> Stored entries:
--------

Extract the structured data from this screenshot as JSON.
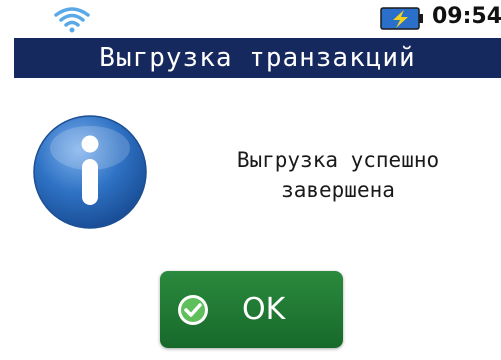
{
  "status_bar": {
    "wifi_icon": "wifi-icon",
    "battery_icon": "battery-charging-icon",
    "time": "09:54"
  },
  "title_bar": {
    "title": "Выгрузка транзакций"
  },
  "dialog": {
    "icon": "info-icon",
    "message_line1": "Выгрузка успешно",
    "message_line2": "завершена"
  },
  "ok_button": {
    "icon": "check-icon",
    "label": "OK"
  },
  "colors": {
    "title_bar_bg": "#16295f",
    "button_green": "#1f7a33",
    "info_blue": "#2f72c4",
    "battery_yellow": "#f2d21b",
    "battery_blue": "#2a6fc9"
  }
}
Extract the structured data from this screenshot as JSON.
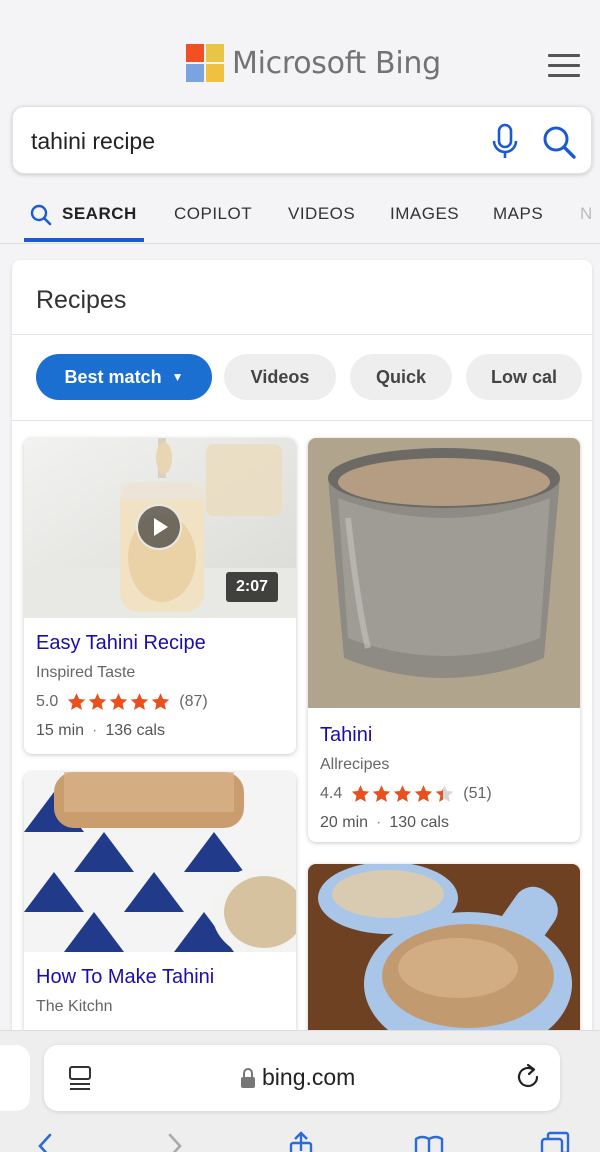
{
  "brand": {
    "name": "Microsoft Bing",
    "logo_colors": [
      "#f25022",
      "#e8c545",
      "#7aa3e0",
      "#f0c040"
    ]
  },
  "search": {
    "query": "tahini recipe",
    "accent_color": "#1a5bd4"
  },
  "tabs": [
    {
      "label": "SEARCH",
      "active": true
    },
    {
      "label": "COPILOT",
      "active": false
    },
    {
      "label": "VIDEOS",
      "active": false
    },
    {
      "label": "IMAGES",
      "active": false
    },
    {
      "label": "MAPS",
      "active": false
    },
    {
      "label": "N",
      "active": false
    }
  ],
  "recipes": {
    "title": "Recipes",
    "filters": [
      {
        "label": "Best match",
        "active": true
      },
      {
        "label": "Videos",
        "active": false
      },
      {
        "label": "Quick",
        "active": false
      },
      {
        "label": "Low cal",
        "active": false
      }
    ],
    "items": [
      {
        "title": "Easy Tahini Recipe",
        "source": "Inspired Taste",
        "rating": "5.0",
        "rating_value": 5.0,
        "reviews": "(87)",
        "time": "15 min",
        "calories": "136 cals",
        "video_duration": "2:07"
      },
      {
        "title": "Tahini",
        "source": "Allrecipes",
        "rating": "4.4",
        "rating_value": 4.4,
        "reviews": "(51)",
        "time": "20 min",
        "calories": "130 cals"
      },
      {
        "title": "How To Make Tahini",
        "source": "The Kitchn"
      }
    ],
    "star_color": "#e8501e"
  },
  "browser": {
    "url": "bing.com"
  }
}
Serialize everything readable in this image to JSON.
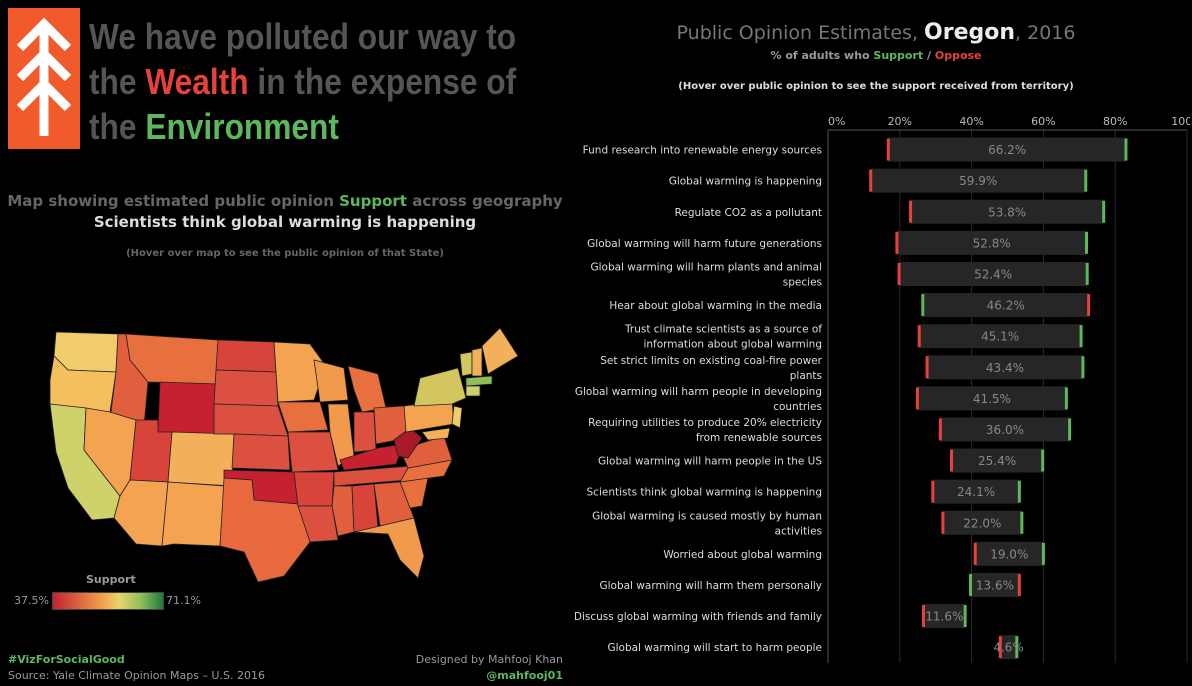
{
  "headline": {
    "line1": "We have polluted our way to",
    "line2_prefix": "the ",
    "line2_highlight": "Wealth",
    "line2_suffix": " in the expense of",
    "line3_prefix": "the ",
    "line3_highlight": "Environment"
  },
  "map": {
    "subtitle_prefix": "Map showing estimated public opinion ",
    "subtitle_highlight": "Support",
    "subtitle_suffix": " across geography",
    "question": "Scientists think global warming is happening",
    "hover_note": "(Hover over map to see the public opinion of that State)",
    "legend": {
      "title": "Support",
      "min": "37.5%",
      "max": "71.1%"
    }
  },
  "footer": {
    "hashtag": "#VizForSocialGood",
    "source": "Source: Yale Climate Opinion Maps – U.S. 2016",
    "designed_by": "Designed by Mahfooj Khan",
    "handle": "@mahfooj01"
  },
  "chart_header": {
    "title_prefix": "Public Opinion Estimates, ",
    "state": "Oregon",
    "title_suffix": ", 2016",
    "sub_prefix": "% of adults who ",
    "sub_support": "Support",
    "sub_sep": " / ",
    "sub_oppose": "Oppose",
    "hover_note": "(Hover over public opinion to see the support received from territory)"
  },
  "colors": {
    "support": "#5cb85c",
    "oppose": "#e8403a",
    "bar": "#262626",
    "logo": "#f15a2b"
  },
  "chart_data": {
    "type": "bar",
    "orientation": "horizontal",
    "x_ticks": [
      "0%",
      "20%",
      "40%",
      "60%",
      "80%",
      "100%"
    ],
    "xlim": [
      0,
      100
    ],
    "legend": "none",
    "rows": [
      {
        "label": [
          "Fund research into renewable energy sources"
        ],
        "support": 83.0,
        "oppose": 16.8,
        "gap_label": "66.2%"
      },
      {
        "label": [
          "Global warming is happening"
        ],
        "support": 71.8,
        "oppose": 11.9,
        "gap_label": "59.9%"
      },
      {
        "label": [
          "Regulate CO2 as a pollutant"
        ],
        "support": 76.8,
        "oppose": 23.0,
        "gap_label": "53.8%"
      },
      {
        "label": [
          "Global warming will harm future generations"
        ],
        "support": 72.0,
        "oppose": 19.2,
        "gap_label": "52.8%"
      },
      {
        "label": [
          "Global warming will harm plants and animal",
          "species"
        ],
        "support": 72.2,
        "oppose": 19.8,
        "gap_label": "52.4%"
      },
      {
        "label": [
          "Hear about global warming in the media"
        ],
        "support": 26.4,
        "oppose": 72.6,
        "gap_label": "46.2%"
      },
      {
        "label": [
          "Trust climate scientists as a source of",
          "information about global warming"
        ],
        "support": 70.5,
        "oppose": 25.4,
        "gap_label": "45.1%"
      },
      {
        "label": [
          "Set strict limits on existing coal-fire power",
          "plants"
        ],
        "support": 71.0,
        "oppose": 27.6,
        "gap_label": "43.4%"
      },
      {
        "label": [
          "Global warming will harm people in developing",
          "countries"
        ],
        "support": 66.4,
        "oppose": 24.9,
        "gap_label": "41.5%"
      },
      {
        "label": [
          "Requiring utilities to produce 20% electricity",
          "from renewable sources"
        ],
        "support": 67.3,
        "oppose": 31.3,
        "gap_label": "36.0%"
      },
      {
        "label": [
          "Global warming will harm people in the US"
        ],
        "support": 59.8,
        "oppose": 34.4,
        "gap_label": "25.4%"
      },
      {
        "label": [
          "Scientists think global warming is happening"
        ],
        "support": 53.3,
        "oppose": 29.2,
        "gap_label": "24.1%"
      },
      {
        "label": [
          "Global warming is caused mostly by human",
          "activities"
        ],
        "support": 54.0,
        "oppose": 32.0,
        "gap_label": "22.0%"
      },
      {
        "label": [
          "Worried about global warming"
        ],
        "support": 60.0,
        "oppose": 41.0,
        "gap_label": "19.0%"
      },
      {
        "label": [
          "Global warming will harm them personally"
        ],
        "support": 39.7,
        "oppose": 53.3,
        "gap_label": "13.6%"
      },
      {
        "label": [
          "Discuss global warming with friends and family"
        ],
        "support": 38.2,
        "oppose": 26.6,
        "gap_label": "11.6%"
      },
      {
        "label": [
          "Global warming will start to harm people"
        ],
        "support": 52.6,
        "oppose": 48.0,
        "gap_label": "4.6%"
      }
    ]
  }
}
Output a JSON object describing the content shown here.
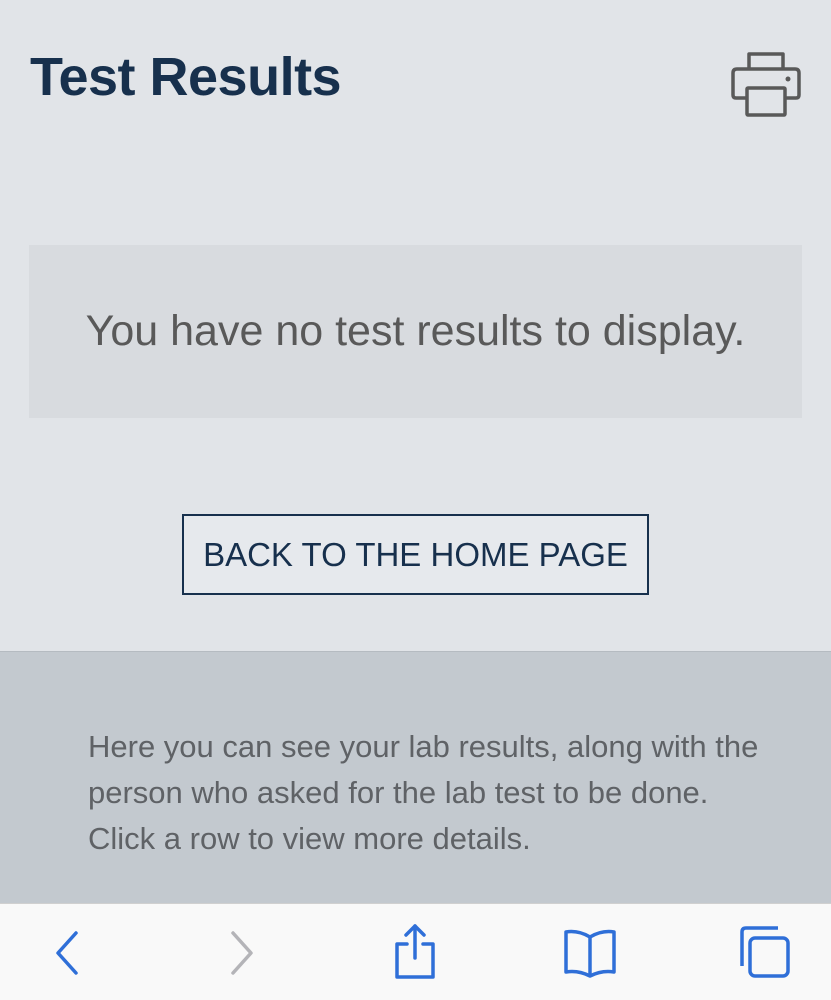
{
  "header": {
    "title": "Test Results",
    "print_icon": "printer-icon"
  },
  "results": {
    "empty_message": "You have no test results to display."
  },
  "actions": {
    "home_label": "BACK TO THE HOME PAGE"
  },
  "info": {
    "text": "Here you can see your lab results, along with the person who asked for the lab test to be done. Click a row to view more details."
  },
  "browser_toolbar": {
    "icons": [
      "back-icon",
      "forward-icon",
      "share-icon",
      "bookmarks-icon",
      "tabs-icon"
    ],
    "accent": "#2f6fd8",
    "disabled": "#b4b4b8"
  },
  "colors": {
    "title": "#17304d",
    "background": "#e1e4e8",
    "info_background": "#c3c9cf"
  }
}
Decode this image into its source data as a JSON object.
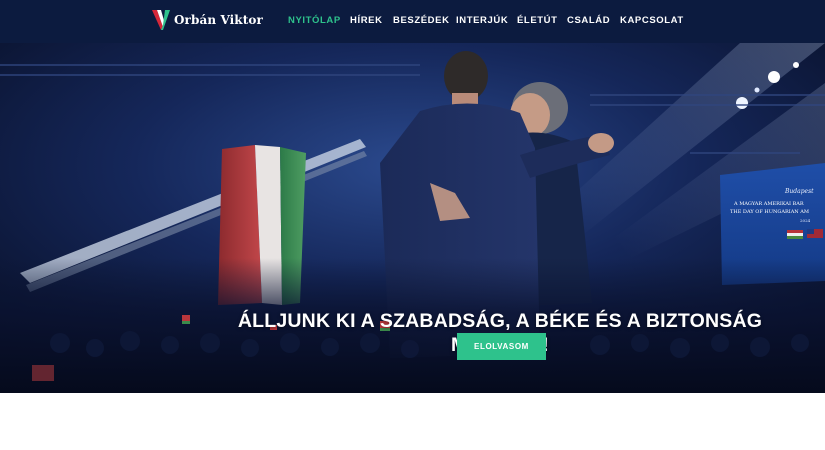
{
  "brand": {
    "name": "Orbán Viktor",
    "logo_icon": "v-logo-icon",
    "colors": {
      "red": "#d6283a",
      "green": "#2ec28c",
      "navy": "#0c1b3f",
      "white": "#ffffff"
    }
  },
  "nav": {
    "items": [
      {
        "label": "NYITÓLAP",
        "active": true
      },
      {
        "label": "HÍREK",
        "active": false
      },
      {
        "label": "BESZÉDEK",
        "active": false
      },
      {
        "label": "INTERJÚK",
        "active": false
      },
      {
        "label": "ÉLETÚT",
        "active": false
      },
      {
        "label": "CSALÁD",
        "active": false
      },
      {
        "label": "KAPCSOLAT",
        "active": false
      }
    ]
  },
  "hero": {
    "headline_line1": "ÁLLJUNK KI A SZABADSÁG, A BÉKE ÉS A BIZTONSÁG",
    "headline_line2": "MELLETT!",
    "cta_label": "ELOLVASOM",
    "screen_text": {
      "line1": "Budapest",
      "line2": "A MAGYAR AMERIKAI BAR",
      "line3": "THE DAY OF HUNGARIAN AM",
      "line4": "2024"
    }
  }
}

--------

> WRITTEN INSTRUCTION: Find the string "think" in the records, then copy each line where it occurs.

> SOLUTION TO THIS EXERCISE:
    "question": "Scientists think global warming is happening",
          "Scientists think global warming is happening"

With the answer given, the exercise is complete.